### PARTS OF THE EXERCISE:
**1)** Reproduce the MSTRMND passage below from "Ultimately, there are" up to and including "visuo-spatial associations below)".
**2)** Answer these questions using the MSTRMND passage below.
(a) What did the original game of Mastermind use to give feedback to the user?
(b) What source is cited for the advantages of multimodal interfaces?
(c) In MSTRMND, what flashes white in time with the sequence of sounds?

### TEXT SHOWN:
begin

Lastly, there is feedback and error prevention. Reeves maintains that systems should generate functions and responses that can be easily understood (Turk 2013). As previously mentioned, the original game of Mastermind, included feedback with black and white pegs to instruct the user with hints and clues — without them, the game would become nearly impossible and likely boring. While designing MSTRMND, I wanted to maintain the fundamentals of this feedback by providing users with clearly defined hints; such as, the light beams flashing white in-time with the sequence of sounds.

Ultimately, there are a variety of potential advantages of multimodal interfaces, which I have outlined here (Oviatt 2000):

  1. Support greater precision of spatial information (see visuo-spatial associations below)

end

### DATA SEGMENT:
begin

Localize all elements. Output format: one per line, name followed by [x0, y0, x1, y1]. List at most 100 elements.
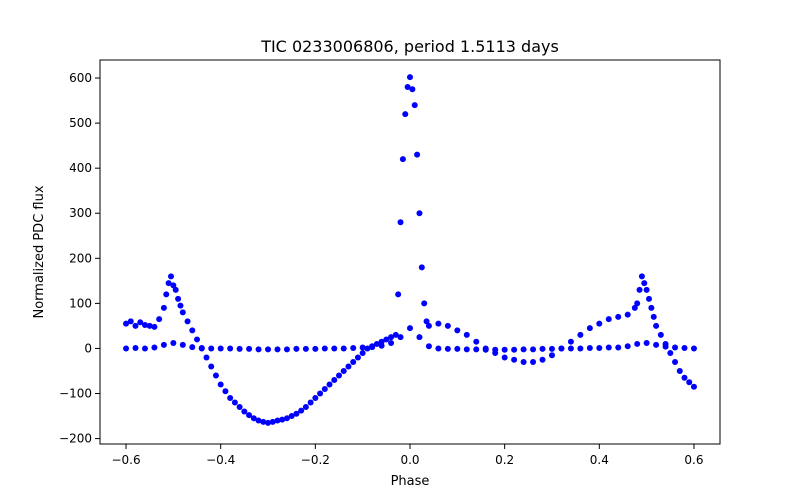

end

### FULL SOLUTIONS:
**1)**
Ultimately, there are a variety of potential advantages of multimodal interfaces, which I have outlined here (Oviatt 2000):

  1. Support greater precision of spatial information (see visuo-spatial associations below)

**2)**
(a) Black and white pegs
(b) Oviatt 2000
(c) The light beams